## start Data shown
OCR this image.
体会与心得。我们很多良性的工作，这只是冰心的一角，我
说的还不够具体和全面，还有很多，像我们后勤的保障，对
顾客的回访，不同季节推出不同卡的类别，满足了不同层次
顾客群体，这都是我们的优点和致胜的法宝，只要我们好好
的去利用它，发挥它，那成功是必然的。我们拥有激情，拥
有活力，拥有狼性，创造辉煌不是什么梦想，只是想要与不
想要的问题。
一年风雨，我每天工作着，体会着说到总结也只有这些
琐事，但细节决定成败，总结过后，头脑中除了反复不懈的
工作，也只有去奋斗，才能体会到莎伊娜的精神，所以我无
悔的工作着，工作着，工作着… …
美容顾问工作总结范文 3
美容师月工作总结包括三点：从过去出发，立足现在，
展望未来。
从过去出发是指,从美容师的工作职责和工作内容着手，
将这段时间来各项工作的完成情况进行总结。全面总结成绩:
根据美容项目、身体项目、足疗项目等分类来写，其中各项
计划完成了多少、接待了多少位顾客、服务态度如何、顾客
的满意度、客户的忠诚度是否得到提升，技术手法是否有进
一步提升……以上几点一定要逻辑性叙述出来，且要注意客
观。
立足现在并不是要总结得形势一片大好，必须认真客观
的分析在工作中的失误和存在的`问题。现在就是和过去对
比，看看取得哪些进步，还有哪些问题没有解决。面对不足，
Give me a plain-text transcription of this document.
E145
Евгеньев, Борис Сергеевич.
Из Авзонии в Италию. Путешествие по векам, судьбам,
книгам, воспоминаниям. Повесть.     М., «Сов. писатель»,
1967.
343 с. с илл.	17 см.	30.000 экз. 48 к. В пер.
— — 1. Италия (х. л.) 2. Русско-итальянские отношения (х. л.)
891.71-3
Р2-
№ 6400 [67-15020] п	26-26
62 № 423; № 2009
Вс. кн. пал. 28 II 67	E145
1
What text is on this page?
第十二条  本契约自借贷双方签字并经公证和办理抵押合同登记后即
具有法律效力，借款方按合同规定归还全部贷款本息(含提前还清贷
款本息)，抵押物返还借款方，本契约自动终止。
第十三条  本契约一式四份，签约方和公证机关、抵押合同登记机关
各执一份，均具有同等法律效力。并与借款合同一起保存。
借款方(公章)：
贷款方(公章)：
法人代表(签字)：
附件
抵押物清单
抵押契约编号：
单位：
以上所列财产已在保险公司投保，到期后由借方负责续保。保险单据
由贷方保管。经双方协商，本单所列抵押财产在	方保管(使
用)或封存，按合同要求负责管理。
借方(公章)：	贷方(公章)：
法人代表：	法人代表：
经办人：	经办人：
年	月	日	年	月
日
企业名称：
## end Data shown
**Objective**
Quote all the records exactly, please, leaving none out.

**Complete answer**
OCR this image.
体会与心得。我们很多良性的工作，这只是冰心的一角，我
说的还不够具体和全面，还有很多，像我们后勤的保障，对
顾客的回访，不同季节推出不同卡的类别，满足了不同层次
顾客群体，这都是我们的优点和致胜的法宝，只要我们好好
的去利用它，发挥它，那成功是必然的。我们拥有激情，拥
有活力，拥有狼性，创造辉煌不是什么梦想，只是想要与不
想要的问题。
一年风雨，我每天工作着，体会着说到总结也只有这些
琐事，但细节决定成败，总结过后，头脑中除了反复不懈的
工作，也只有去奋斗，才能体会到莎伊娜的精神，所以我无
悔的工作着，工作着，工作着… …
美容顾问工作总结范文 3
美容师月工作总结包括三点：从过去出发，立足现在，
展望未来。
从过去出发是指,从美容师的工作职责和工作内容着手，
将这段时间来各项工作的完成情况进行总结。全面总结成绩:
根据美容项目、身体项目、足疗项目等分类来写，其中各项
计划完成了多少、接待了多少位顾客、服务态度如何、顾客
的满意度、客户的忠诚度是否得到提升，技术手法是否有进
一步提升……以上几点一定要逻辑性叙述出来，且要注意客
观。
立足现在并不是要总结得形势一片大好，必须认真客观
的分析在工作中的失误和存在的`问题。现在就是和过去对
比，看看取得哪些进步，还有哪些问题没有解决。面对不足，
Give me a plain-text transcription of this document.
E145
Евгеньев, Борис Сергеевич.
Из Авзонии в Италию. Путешествие по векам, судьбам,
книгам, воспоминаниям. Повесть.     М., «Сов. писатель»,
1967.
343 с. с илл.	17 см.	30.000 экз. 48 к. В пер.
— — 1. Италия (х. л.) 2. Русско-итальянские отношения (х. л.)
891.71-3
Р2-
№ 6400 [67-15020] п	26-26
62 № 423; № 2009
Вс. кн. пал. 28 II 67	E145
1
What text is on this page?
第十二条  本契约自借贷双方签字并经公证和办理抵押合同登记后即
具有法律效力，借款方按合同规定归还全部贷款本息(含提前还清贷
款本息)，抵押物返还借款方，本契约自动终止。
第十三条  本契约一式四份，签约方和公证机关、抵押合同登记机关
各执一份，均具有同等法律效力。并与借款合同一起保存。
借款方(公章)：
贷款方(公章)：
法人代表(签字)：
附件
抵押物清单
抵押契约编号：
单位：
以上所列财产已在保险公司投保，到期后由借方负责续保。保险单据
由贷方保管。经双方协商，本单所列抵押财产在	方保管(使
用)或封存，按合同要求负责管理。
借方(公章)：	贷方(公章)：
法人代表：	法人代表：
经办人：	经办人：
年	月	日	年	月
日
企业名称：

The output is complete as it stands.